**Records for the exercise:**

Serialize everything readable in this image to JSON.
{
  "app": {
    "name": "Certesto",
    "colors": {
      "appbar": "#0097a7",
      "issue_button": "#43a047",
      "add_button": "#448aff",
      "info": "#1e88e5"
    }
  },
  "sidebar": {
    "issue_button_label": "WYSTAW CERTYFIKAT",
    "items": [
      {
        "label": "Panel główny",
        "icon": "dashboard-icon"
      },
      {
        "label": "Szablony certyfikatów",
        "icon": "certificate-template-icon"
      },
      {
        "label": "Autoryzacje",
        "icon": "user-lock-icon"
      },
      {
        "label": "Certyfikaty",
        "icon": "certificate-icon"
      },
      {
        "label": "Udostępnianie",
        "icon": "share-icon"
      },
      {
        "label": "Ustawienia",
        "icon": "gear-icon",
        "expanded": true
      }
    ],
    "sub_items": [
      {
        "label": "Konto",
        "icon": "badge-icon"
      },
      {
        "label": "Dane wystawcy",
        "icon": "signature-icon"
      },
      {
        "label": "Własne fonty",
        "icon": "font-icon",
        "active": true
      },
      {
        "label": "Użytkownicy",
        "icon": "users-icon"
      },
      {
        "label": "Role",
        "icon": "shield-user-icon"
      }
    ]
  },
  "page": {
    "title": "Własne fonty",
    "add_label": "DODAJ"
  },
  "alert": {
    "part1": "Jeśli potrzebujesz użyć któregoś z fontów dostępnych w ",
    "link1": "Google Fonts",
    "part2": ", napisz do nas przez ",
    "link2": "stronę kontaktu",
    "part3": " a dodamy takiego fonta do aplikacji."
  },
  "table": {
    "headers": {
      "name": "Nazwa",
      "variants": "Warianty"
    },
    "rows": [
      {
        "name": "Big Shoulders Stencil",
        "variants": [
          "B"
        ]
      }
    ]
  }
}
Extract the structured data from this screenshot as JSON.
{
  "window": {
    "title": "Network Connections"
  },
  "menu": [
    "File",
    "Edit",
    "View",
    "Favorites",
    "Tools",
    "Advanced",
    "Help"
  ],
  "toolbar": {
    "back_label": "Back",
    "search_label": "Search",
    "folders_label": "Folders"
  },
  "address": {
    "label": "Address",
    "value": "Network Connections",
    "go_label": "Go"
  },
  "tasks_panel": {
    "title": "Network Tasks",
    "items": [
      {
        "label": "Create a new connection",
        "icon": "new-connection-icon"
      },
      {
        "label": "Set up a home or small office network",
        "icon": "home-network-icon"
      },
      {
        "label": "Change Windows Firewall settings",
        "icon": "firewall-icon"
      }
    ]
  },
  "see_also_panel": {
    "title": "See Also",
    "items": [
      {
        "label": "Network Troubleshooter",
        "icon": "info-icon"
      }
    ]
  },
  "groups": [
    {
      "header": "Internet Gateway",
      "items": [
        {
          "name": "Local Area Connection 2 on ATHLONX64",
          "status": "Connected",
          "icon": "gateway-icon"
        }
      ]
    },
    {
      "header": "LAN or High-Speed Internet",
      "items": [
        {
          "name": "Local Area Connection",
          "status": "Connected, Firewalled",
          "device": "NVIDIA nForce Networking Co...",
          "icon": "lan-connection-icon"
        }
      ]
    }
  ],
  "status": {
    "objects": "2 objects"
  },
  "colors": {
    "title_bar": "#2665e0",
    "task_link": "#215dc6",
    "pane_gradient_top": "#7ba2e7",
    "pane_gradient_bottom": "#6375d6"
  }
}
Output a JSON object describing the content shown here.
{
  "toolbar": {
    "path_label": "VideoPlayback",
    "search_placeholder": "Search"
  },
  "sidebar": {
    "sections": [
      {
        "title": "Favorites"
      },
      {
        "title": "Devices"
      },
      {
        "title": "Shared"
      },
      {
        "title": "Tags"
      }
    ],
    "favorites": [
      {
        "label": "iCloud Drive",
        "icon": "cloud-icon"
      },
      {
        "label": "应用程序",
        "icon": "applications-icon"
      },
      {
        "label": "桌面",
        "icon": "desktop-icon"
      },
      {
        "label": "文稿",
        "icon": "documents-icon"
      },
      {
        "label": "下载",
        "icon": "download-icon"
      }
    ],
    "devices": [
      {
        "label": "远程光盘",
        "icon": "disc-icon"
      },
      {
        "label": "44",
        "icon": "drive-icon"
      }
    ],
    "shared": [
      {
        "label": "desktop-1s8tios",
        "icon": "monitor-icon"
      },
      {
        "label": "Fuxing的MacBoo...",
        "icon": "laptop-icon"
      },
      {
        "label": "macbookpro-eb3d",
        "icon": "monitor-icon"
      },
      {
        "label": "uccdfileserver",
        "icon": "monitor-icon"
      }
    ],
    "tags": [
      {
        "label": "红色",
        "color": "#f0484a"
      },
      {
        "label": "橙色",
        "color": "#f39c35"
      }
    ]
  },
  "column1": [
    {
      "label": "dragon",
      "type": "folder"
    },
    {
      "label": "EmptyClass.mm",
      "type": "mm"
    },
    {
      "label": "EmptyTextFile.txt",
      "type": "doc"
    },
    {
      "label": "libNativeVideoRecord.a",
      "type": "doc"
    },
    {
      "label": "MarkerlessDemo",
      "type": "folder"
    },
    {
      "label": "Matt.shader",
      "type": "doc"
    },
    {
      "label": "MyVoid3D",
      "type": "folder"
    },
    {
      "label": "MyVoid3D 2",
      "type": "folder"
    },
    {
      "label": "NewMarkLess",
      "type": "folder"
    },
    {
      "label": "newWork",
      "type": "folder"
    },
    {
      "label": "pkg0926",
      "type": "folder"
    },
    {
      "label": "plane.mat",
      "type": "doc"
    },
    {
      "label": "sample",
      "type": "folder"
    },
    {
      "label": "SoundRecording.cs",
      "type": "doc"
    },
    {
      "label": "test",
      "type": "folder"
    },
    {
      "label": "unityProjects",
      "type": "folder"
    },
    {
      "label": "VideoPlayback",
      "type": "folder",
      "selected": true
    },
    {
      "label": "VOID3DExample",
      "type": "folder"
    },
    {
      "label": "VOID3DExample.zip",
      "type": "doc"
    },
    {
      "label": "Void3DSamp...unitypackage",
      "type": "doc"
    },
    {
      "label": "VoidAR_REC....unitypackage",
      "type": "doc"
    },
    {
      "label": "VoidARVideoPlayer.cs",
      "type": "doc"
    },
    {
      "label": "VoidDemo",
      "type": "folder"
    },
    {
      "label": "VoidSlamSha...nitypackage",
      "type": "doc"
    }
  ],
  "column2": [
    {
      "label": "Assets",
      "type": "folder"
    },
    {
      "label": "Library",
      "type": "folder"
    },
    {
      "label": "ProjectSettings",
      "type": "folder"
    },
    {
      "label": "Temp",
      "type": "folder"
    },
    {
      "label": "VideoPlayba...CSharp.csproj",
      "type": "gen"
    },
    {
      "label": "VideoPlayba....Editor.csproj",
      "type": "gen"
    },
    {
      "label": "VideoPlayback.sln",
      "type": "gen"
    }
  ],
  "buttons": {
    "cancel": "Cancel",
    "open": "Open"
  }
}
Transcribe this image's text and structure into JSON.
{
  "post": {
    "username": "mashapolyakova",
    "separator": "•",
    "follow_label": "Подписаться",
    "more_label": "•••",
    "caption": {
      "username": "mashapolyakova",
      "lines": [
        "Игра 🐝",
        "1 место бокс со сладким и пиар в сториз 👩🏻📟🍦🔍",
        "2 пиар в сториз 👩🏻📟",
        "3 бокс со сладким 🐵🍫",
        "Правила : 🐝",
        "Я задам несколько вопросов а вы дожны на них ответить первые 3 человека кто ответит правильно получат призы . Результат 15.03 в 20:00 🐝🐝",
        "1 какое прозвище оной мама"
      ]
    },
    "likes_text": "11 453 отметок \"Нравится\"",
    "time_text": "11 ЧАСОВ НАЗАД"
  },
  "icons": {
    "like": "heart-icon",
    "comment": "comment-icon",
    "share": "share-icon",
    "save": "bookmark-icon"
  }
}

**Exercise:**
All of the entries above need to be reproduced exactly.

**Finished exercise:**
Serialize everything readable in this image to JSON.
{
  "app": {
    "name": "Certesto",
    "colors": {
      "appbar": "#0097a7",
      "issue_button": "#43a047",
      "add_button": "#448aff",
      "info": "#1e88e5"
    }
  },
  "sidebar": {
    "issue_button_label": "WYSTAW CERTYFIKAT",
    "items": [
      {
        "label": "Panel główny",
        "icon": "dashboard-icon"
      },
      {
        "label": "Szablony certyfikatów",
        "icon": "certificate-template-icon"
      },
      {
        "label": "Autoryzacje",
        "icon": "user-lock-icon"
      },
      {
        "label": "Certyfikaty",
        "icon": "certificate-icon"
      },
      {
        "label": "Udostępnianie",
        "icon": "share-icon"
      },
      {
        "label": "Ustawienia",
        "icon": "gear-icon",
        "expanded": true
      }
    ],
    "sub_items": [
      {
        "label": "Konto",
        "icon": "badge-icon"
      },
      {
        "label": "Dane wystawcy",
        "icon": "signature-icon"
      },
      {
        "label": "Własne fonty",
        "icon": "font-icon",
        "active": true
      },
      {
        "label": "Użytkownicy",
        "icon": "users-icon"
      },
      {
        "label": "Role",
        "icon": "shield-user-icon"
      }
    ]
  },
  "page": {
    "title": "Własne fonty",
    "add_label": "DODAJ"
  },
  "alert": {
    "part1": "Jeśli potrzebujesz użyć któregoś z fontów dostępnych w ",
    "link1": "Google Fonts",
    "part2": ", napisz do nas przez ",
    "link2": "stronę kontaktu",
    "part3": " a dodamy takiego fonta do aplikacji."
  },
  "table": {
    "headers": {
      "name": "Nazwa",
      "variants": "Warianty"
    },
    "rows": [
      {
        "name": "Big Shoulders Stencil",
        "variants": [
          "B"
        ]
      }
    ]
  }
}
Extract the structured data from this screenshot as JSON.
{
  "window": {
    "title": "Network Connections"
  },
  "menu": [
    "File",
    "Edit",
    "View",
    "Favorites",
    "Tools",
    "Advanced",
    "Help"
  ],
  "toolbar": {
    "back_label": "Back",
    "search_label": "Search",
    "folders_label": "Folders"
  },
  "address": {
    "label": "Address",
    "value": "Network Connections",
    "go_label": "Go"
  },
  "tasks_panel": {
    "title": "Network Tasks",
    "items": [
      {
        "label": "Create a new connection",
        "icon": "new-connection-icon"
      },
      {
        "label": "Set up a home or small office network",
        "icon": "home-network-icon"
      },
      {
        "label": "Change Windows Firewall settings",
        "icon": "firewall-icon"
      }
    ]
  },
  "see_also_panel": {
    "title": "See Also",
    "items": [
      {
        "label": "Network Troubleshooter",
        "icon": "info-icon"
      }
    ]
  },
  "groups": [
    {
      "header": "Internet Gateway",
      "items": [
        {
          "name": "Local Area Connection 2 on ATHLONX64",
          "status": "Connected",
          "icon": "gateway-icon"
        }
      ]
    },
    {
      "header": "LAN or High-Speed Internet",
      "items": [
        {
          "name": "Local Area Connection",
          "status": "Connected, Firewalled",
          "device": "NVIDIA nForce Networking Co...",
          "icon": "lan-connection-icon"
        }
      ]
    }
  ],
  "status": {
    "objects": "2 objects"
  },
  "colors": {
    "title_bar": "#2665e0",
    "task_link": "#215dc6",
    "pane_gradient_top": "#7ba2e7",
    "pane_gradient_bottom": "#6375d6"
  }
}
Output a JSON object describing the content shown here.
{
  "toolbar": {
    "path_label": "VideoPlayback",
    "search_placeholder": "Search"
  },
  "sidebar": {
    "sections": [
      {
        "title": "Favorites"
      },
      {
        "title": "Devices"
      },
      {
        "title": "Shared"
      },
      {
        "title": "Tags"
      }
    ],
    "favorites": [
      {
        "label": "iCloud Drive",
        "icon": "cloud-icon"
      },
      {
        "label": "应用程序",
        "icon": "applications-icon"
      },
      {
        "label": "桌面",
        "icon": "desktop-icon"
      },
      {
        "label": "文稿",
        "icon": "documents-icon"
      },
      {
        "label": "下载",
        "icon": "download-icon"
      }
    ],
    "devices": [
      {
        "label": "远程光盘",
        "icon": "disc-icon"
      },
      {
        "label": "44",
        "icon": "drive-icon"
      }
    ],
    "shared": [
      {
        "label": "desktop-1s8tios",
        "icon": "monitor-icon"
      },
      {
        "label": "Fuxing的MacBoo...",
        "icon": "laptop-icon"
      },
      {
        "label": "macbookpro-eb3d",
        "icon": "monitor-icon"
      },
      {
        "label": "uccdfileserver",
        "icon": "monitor-icon"
      }
    ],
    "tags": [
      {
        "label": "红色",
        "color": "#f0484a"
      },
      {
        "label": "橙色",
        "color": "#f39c35"
      }
    ]
  },
  "column1": [
    {
      "label": "dragon",
      "type": "folder"
    },
    {
      "label": "EmptyClass.mm",
      "type": "mm"
    },
    {
      "label": "EmptyTextFile.txt",
      "type": "doc"
    },
    {
      "label": "libNativeVideoRecord.a",
      "type": "doc"
    },
    {
      "label": "MarkerlessDemo",
      "type": "folder"
    },
    {
      "label": "Matt.shader",
      "type": "doc"
    },
    {
      "label": "MyVoid3D",
      "type": "folder"
    },
    {
      "label": "MyVoid3D 2",
      "type": "folder"
    },
    {
      "label": "NewMarkLess",
      "type": "folder"
    },
    {
      "label": "newWork",
      "type": "folder"
    },
    {
      "label": "pkg0926",
      "type": "folder"
    },
    {
      "label": "plane.mat",
      "type": "doc"
    },
    {
      "label": "sample",
      "type": "folder"
    },
    {
      "label": "SoundRecording.cs",
      "type": "doc"
    },
    {
      "label": "test",
      "type": "folder"
    },
    {
      "label": "unityProjects",
      "type": "folder"
    },
    {
      "label": "VideoPlayback",
      "type": "folder",
      "selected": true
    },
    {
      "label": "VOID3DExample",
      "type": "folder"
    },
    {
      "label": "VOID3DExample.zip",
      "type": "doc"
    },
    {
      "label": "Void3DSamp...unitypackage",
      "type": "doc"
    },
    {
      "label": "VoidAR_REC....unitypackage",
      "type": "doc"
    },
    {
      "label": "VoidARVideoPlayer.cs",
      "type": "doc"
    },
    {
      "label": "VoidDemo",
      "type": "folder"
    },
    {
      "label": "VoidSlamSha...nitypackage",
      "type": "doc"
    }
  ],
  "column2": [
    {
      "label": "Assets",
      "type": "folder"
    },
    {
      "label": "Library",
      "type": "folder"
    },
    {
      "label": "ProjectSettings",
      "type": "folder"
    },
    {
      "label": "Temp",
      "type": "folder"
    },
    {
      "label": "VideoPlayba...CSharp.csproj",
      "type": "gen"
    },
    {
      "label": "VideoPlayba....Editor.csproj",
      "type": "gen"
    },
    {
      "label": "VideoPlayback.sln",
      "type": "gen"
    }
  ],
  "buttons": {
    "cancel": "Cancel",
    "open": "Open"
  }
}
Transcribe this image's text and structure into JSON.
{
  "post": {
    "username": "mashapolyakova",
    "separator": "•",
    "follow_label": "Подписаться",
    "more_label": "•••",
    "caption": {
      "username": "mashapolyakova",
      "lines": [
        "Игра 🐝",
        "1 место бокс со сладким и пиар в сториз 👩🏻📟🍦🔍",
        "2 пиар в сториз 👩🏻📟",
        "3 бокс со сладким 🐵🍫",
        "Правила : 🐝",
        "Я задам несколько вопросов а вы дожны на них ответить первые 3 человека кто ответит правильно получат призы . Результат 15.03 в 20:00 🐝🐝",
        "1 какое прозвище оной мама"
      ]
    },
    "likes_text": "11 453 отметок \"Нравится\"",
    "time_text": "11 ЧАСОВ НАЗАД"
  },
  "icons": {
    "like": "heart-icon",
    "comment": "comment-icon",
    "share": "share-icon",
    "save": "bookmark-icon"
  }
}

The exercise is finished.